Repeat every record below exactly as it appears.

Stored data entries
════════════════════
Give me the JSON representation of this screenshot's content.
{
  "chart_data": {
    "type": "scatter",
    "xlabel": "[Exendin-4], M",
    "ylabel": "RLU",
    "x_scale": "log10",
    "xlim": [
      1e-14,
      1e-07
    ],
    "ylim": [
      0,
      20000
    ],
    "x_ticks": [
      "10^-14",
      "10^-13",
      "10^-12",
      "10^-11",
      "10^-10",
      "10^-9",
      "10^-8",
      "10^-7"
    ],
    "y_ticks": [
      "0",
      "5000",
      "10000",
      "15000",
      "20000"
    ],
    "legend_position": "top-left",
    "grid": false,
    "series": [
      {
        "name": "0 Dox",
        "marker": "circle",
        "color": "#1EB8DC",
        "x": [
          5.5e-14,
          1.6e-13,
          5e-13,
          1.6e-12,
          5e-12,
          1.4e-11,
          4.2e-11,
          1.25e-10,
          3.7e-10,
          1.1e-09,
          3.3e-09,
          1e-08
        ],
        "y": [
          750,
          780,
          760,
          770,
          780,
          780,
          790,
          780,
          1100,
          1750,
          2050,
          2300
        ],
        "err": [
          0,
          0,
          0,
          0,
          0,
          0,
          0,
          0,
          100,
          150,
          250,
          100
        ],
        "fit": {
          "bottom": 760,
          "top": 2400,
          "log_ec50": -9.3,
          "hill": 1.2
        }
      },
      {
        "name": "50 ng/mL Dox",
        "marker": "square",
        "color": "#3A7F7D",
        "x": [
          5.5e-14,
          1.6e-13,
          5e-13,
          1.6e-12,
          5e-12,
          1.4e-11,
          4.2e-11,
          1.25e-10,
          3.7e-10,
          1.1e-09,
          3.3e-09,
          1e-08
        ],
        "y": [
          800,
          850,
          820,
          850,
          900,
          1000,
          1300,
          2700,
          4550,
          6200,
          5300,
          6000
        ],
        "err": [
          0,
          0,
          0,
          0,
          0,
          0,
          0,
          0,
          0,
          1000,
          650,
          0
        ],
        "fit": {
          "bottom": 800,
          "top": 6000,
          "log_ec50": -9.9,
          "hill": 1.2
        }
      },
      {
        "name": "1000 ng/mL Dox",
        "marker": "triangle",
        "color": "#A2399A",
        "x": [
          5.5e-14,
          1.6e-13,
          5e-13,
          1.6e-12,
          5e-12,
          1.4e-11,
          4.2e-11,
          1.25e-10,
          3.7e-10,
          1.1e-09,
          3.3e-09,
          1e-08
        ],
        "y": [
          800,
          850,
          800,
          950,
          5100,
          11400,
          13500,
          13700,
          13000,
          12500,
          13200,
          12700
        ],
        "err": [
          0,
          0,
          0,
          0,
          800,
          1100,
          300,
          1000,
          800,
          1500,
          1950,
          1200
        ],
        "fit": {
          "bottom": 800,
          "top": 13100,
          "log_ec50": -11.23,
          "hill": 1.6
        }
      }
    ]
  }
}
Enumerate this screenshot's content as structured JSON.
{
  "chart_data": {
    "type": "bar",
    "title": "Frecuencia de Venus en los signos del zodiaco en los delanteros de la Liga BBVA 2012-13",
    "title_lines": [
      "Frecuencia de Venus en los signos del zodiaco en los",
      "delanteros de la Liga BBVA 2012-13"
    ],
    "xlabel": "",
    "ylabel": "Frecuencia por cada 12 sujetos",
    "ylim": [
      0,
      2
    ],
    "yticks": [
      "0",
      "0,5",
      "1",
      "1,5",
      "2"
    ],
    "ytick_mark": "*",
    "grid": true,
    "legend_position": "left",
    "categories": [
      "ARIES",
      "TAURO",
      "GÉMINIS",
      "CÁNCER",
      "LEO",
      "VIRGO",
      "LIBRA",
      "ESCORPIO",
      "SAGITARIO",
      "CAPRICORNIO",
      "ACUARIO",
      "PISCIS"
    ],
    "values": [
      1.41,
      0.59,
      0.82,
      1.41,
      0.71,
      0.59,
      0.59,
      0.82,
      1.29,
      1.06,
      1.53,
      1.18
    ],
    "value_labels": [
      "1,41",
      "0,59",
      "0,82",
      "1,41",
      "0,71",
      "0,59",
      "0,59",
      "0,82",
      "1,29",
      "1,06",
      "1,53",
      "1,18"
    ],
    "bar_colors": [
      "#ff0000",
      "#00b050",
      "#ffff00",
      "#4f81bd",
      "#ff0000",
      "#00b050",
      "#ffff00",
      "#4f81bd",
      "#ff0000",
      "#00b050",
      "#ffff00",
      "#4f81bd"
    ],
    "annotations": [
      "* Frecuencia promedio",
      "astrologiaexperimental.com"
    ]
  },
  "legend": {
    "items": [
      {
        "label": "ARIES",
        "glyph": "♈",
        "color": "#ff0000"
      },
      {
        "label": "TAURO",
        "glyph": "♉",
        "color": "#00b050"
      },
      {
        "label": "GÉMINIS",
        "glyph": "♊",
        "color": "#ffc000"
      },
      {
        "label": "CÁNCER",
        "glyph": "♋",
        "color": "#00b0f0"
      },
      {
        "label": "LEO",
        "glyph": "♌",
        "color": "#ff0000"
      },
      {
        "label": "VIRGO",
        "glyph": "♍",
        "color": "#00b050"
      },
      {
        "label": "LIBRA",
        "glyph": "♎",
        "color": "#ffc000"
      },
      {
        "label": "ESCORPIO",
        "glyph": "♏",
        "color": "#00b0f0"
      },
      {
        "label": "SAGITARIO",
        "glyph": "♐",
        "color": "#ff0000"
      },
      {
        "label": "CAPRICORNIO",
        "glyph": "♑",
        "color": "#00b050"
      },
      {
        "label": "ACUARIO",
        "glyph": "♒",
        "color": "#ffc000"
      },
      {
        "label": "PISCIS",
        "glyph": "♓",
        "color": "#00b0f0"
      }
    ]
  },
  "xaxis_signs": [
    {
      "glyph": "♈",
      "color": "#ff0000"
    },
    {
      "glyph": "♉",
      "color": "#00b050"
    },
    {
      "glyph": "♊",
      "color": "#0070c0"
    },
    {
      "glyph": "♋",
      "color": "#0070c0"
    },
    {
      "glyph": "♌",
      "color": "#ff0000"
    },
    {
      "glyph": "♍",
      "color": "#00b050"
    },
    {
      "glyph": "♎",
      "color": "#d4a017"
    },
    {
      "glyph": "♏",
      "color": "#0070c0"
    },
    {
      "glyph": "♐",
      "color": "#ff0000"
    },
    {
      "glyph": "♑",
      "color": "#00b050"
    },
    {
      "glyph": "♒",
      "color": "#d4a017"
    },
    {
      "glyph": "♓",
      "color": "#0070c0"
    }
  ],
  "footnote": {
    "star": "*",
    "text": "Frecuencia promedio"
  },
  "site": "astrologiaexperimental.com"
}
════════════════════
ANSWER FOR THIS EXERCISE
Give me the JSON representation of this screenshot's content.
{
  "chart_data": {
    "type": "scatter",
    "xlabel": "[Exendin-4], M",
    "ylabel": "RLU",
    "x_scale": "log10",
    "xlim": [
      1e-14,
      1e-07
    ],
    "ylim": [
      0,
      20000
    ],
    "x_ticks": [
      "10^-14",
      "10^-13",
      "10^-12",
      "10^-11",
      "10^-10",
      "10^-9",
      "10^-8",
      "10^-7"
    ],
    "y_ticks": [
      "0",
      "5000",
      "10000",
      "15000",
      "20000"
    ],
    "legend_position": "top-left",
    "grid": false,
    "series": [
      {
        "name": "0 Dox",
        "marker": "circle",
        "color": "#1EB8DC",
        "x": [
          5.5e-14,
          1.6e-13,
          5e-13,
          1.6e-12,
          5e-12,
          1.4e-11,
          4.2e-11,
          1.25e-10,
          3.7e-10,
          1.1e-09,
          3.3e-09,
          1e-08
        ],
        "y": [
          750,
          780,
          760,
          770,
          780,
          780,
          790,
          780,
          1100,
          1750,
          2050,
          2300
        ],
        "err": [
          0,
          0,
          0,
          0,
          0,
          0,
          0,
          0,
          100,
          150,
          250,
          100
        ],
        "fit": {
          "bottom": 760,
          "top": 2400,
          "log_ec50": -9.3,
          "hill": 1.2
        }
      },
      {
        "name": "50 ng/mL Dox",
        "marker": "square",
        "color": "#3A7F7D",
        "x": [
          5.5e-14,
          1.6e-13,
          5e-13,
          1.6e-12,
          5e-12,
          1.4e-11,
          4.2e-11,
          1.25e-10,
          3.7e-10,
          1.1e-09,
          3.3e-09,
          1e-08
        ],
        "y": [
          800,
          850,
          820,
          850,
          900,
          1000,
          1300,
          2700,
          4550,
          6200,
          5300,
          6000
        ],
        "err": [
          0,
          0,
          0,
          0,
          0,
          0,
          0,
          0,
          0,
          1000,
          650,
          0
        ],
        "fit": {
          "bottom": 800,
          "top": 6000,
          "log_ec50": -9.9,
          "hill": 1.2
        }
      },
      {
        "name": "1000 ng/mL Dox",
        "marker": "triangle",
        "color": "#A2399A",
        "x": [
          5.5e-14,
          1.6e-13,
          5e-13,
          1.6e-12,
          5e-12,
          1.4e-11,
          4.2e-11,
          1.25e-10,
          3.7e-10,
          1.1e-09,
          3.3e-09,
          1e-08
        ],
        "y": [
          800,
          850,
          800,
          950,
          5100,
          11400,
          13500,
          13700,
          13000,
          12500,
          13200,
          12700
        ],
        "err": [
          0,
          0,
          0,
          0,
          800,
          1100,
          300,
          1000,
          800,
          1500,
          1950,
          1200
        ],
        "fit": {
          "bottom": 800,
          "top": 13100,
          "log_ec50": -11.23,
          "hill": 1.6
        }
      }
    ]
  }
}
Enumerate this screenshot's content as structured JSON.
{
  "chart_data": {
    "type": "bar",
    "title": "Frecuencia de Venus en los signos del zodiaco en los delanteros de la Liga BBVA 2012-13",
    "title_lines": [
      "Frecuencia de Venus en los signos del zodiaco en los",
      "delanteros de la Liga BBVA 2012-13"
    ],
    "xlabel": "",
    "ylabel": "Frecuencia por cada 12 sujetos",
    "ylim": [
      0,
      2
    ],
    "yticks": [
      "0",
      "0,5",
      "1",
      "1,5",
      "2"
    ],
    "ytick_mark": "*",
    "grid": true,
    "legend_position": "left",
    "categories": [
      "ARIES",
      "TAURO",
      "GÉMINIS",
      "CÁNCER",
      "LEO",
      "VIRGO",
      "LIBRA",
      "ESCORPIO",
      "SAGITARIO",
      "CAPRICORNIO",
      "ACUARIO",
      "PISCIS"
    ],
    "values": [
      1.41,
      0.59,
      0.82,
      1.41,
      0.71,
      0.59,
      0.59,
      0.82,
      1.29,
      1.06,
      1.53,
      1.18
    ],
    "value_labels": [
      "1,41",
      "0,59",
      "0,82",
      "1,41",
      "0,71",
      "0,59",
      "0,59",
      "0,82",
      "1,29",
      "1,06",
      "1,53",
      "1,18"
    ],
    "bar_colors": [
      "#ff0000",
      "#00b050",
      "#ffff00",
      "#4f81bd",
      "#ff0000",
      "#00b050",
      "#ffff00",
      "#4f81bd",
      "#ff0000",
      "#00b050",
      "#ffff00",
      "#4f81bd"
    ],
    "annotations": [
      "* Frecuencia promedio",
      "astrologiaexperimental.com"
    ]
  },
  "legend": {
    "items": [
      {
        "label": "ARIES",
        "glyph": "♈",
        "color": "#ff0000"
      },
      {
        "label": "TAURO",
        "glyph": "♉",
        "color": "#00b050"
      },
      {
        "label": "GÉMINIS",
        "glyph": "♊",
        "color": "#ffc000"
      },
      {
        "label": "CÁNCER",
        "glyph": "♋",
        "color": "#00b0f0"
      },
      {
        "label": "LEO",
        "glyph": "♌",
        "color": "#ff0000"
      },
      {
        "label": "VIRGO",
        "glyph": "♍",
        "color": "#00b050"
      },
      {
        "label": "LIBRA",
        "glyph": "♎",
        "color": "#ffc000"
      },
      {
        "label": "ESCORPIO",
        "glyph": "♏",
        "color": "#00b0f0"
      },
      {
        "label": "SAGITARIO",
        "glyph": "♐",
        "color": "#ff0000"
      },
      {
        "label": "CAPRICORNIO",
        "glyph": "♑",
        "color": "#00b050"
      },
      {
        "label": "ACUARIO",
        "glyph": "♒",
        "color": "#ffc000"
      },
      {
        "label": "PISCIS",
        "glyph": "♓",
        "color": "#00b0f0"
      }
    ]
  },
  "xaxis_signs": [
    {
      "glyph": "♈",
      "color": "#ff0000"
    },
    {
      "glyph": "♉",
      "color": "#00b050"
    },
    {
      "glyph": "♊",
      "color": "#0070c0"
    },
    {
      "glyph": "♋",
      "color": "#0070c0"
    },
    {
      "glyph": "♌",
      "color": "#ff0000"
    },
    {
      "glyph": "♍",
      "color": "#00b050"
    },
    {
      "glyph": "♎",
      "color": "#d4a017"
    },
    {
      "glyph": "♏",
      "color": "#0070c0"
    },
    {
      "glyph": "♐",
      "color": "#ff0000"
    },
    {
      "glyph": "♑",
      "color": "#00b050"
    },
    {
      "glyph": "♒",
      "color": "#d4a017"
    },
    {
      "glyph": "♓",
      "color": "#0070c0"
    }
  ],
  "footnote": {
    "star": "*",
    "text": "Frecuencia promedio"
  },
  "site": "astrologiaexperimental.com"
}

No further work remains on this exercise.